#### YOUR OBJECTIVE:
Transcribe all the entries word for word, skipping the pictures.

#### DATASET CONTENT:
————————

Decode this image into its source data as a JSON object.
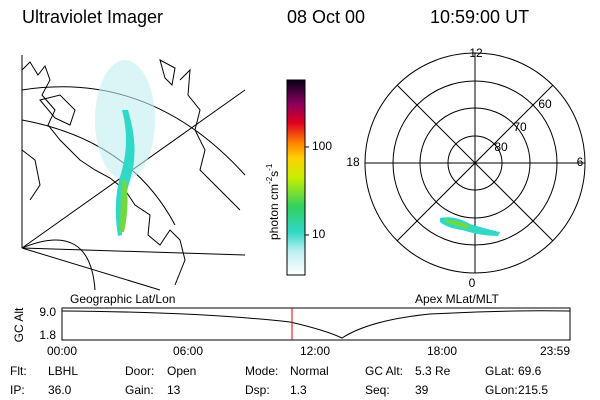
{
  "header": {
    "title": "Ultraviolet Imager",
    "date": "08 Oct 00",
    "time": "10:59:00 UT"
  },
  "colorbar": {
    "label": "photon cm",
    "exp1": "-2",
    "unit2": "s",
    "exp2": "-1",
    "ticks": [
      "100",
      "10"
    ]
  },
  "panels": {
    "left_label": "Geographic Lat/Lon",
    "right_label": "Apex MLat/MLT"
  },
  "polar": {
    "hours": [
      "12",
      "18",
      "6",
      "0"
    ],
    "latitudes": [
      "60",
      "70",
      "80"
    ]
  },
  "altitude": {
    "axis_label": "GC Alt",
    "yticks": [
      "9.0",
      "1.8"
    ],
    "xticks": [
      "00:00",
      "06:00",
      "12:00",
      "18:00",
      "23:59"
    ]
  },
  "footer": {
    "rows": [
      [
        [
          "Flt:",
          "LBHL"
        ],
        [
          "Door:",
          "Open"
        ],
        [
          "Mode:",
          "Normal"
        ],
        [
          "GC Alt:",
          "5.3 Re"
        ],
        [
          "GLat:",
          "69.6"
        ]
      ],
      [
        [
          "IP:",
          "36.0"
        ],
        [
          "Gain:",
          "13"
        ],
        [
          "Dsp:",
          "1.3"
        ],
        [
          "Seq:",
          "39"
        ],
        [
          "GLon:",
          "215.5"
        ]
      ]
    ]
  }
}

————————

#### THE SOLUTION:
Decode this image into its source data as a JSON object.
{
  "header": {
    "title": "Ultraviolet Imager",
    "date": "08 Oct 00",
    "time": "10:59:00 UT"
  },
  "colorbar": {
    "label": "photon cm",
    "exp1": "-2",
    "unit2": "s",
    "exp2": "-1",
    "ticks": [
      "100",
      "10"
    ]
  },
  "panels": {
    "left_label": "Geographic Lat/Lon",
    "right_label": "Apex MLat/MLT"
  },
  "polar": {
    "hours": [
      "12",
      "18",
      "6",
      "0"
    ],
    "latitudes": [
      "60",
      "70",
      "80"
    ]
  },
  "altitude": {
    "axis_label": "GC Alt",
    "yticks": [
      "9.0",
      "1.8"
    ],
    "xticks": [
      "00:00",
      "06:00",
      "12:00",
      "18:00",
      "23:59"
    ]
  },
  "footer": {
    "rows": [
      [
        [
          "Flt:",
          "LBHL"
        ],
        [
          "Door:",
          "Open"
        ],
        [
          "Mode:",
          "Normal"
        ],
        [
          "GC Alt:",
          "5.3 Re"
        ],
        [
          "GLat:",
          "69.6"
        ]
      ],
      [
        [
          "IP:",
          "36.0"
        ],
        [
          "Gain:",
          "13"
        ],
        [
          "Dsp:",
          "1.3"
        ],
        [
          "Seq:",
          "39"
        ],
        [
          "GLon:",
          "215.5"
        ]
      ]
    ]
  }
}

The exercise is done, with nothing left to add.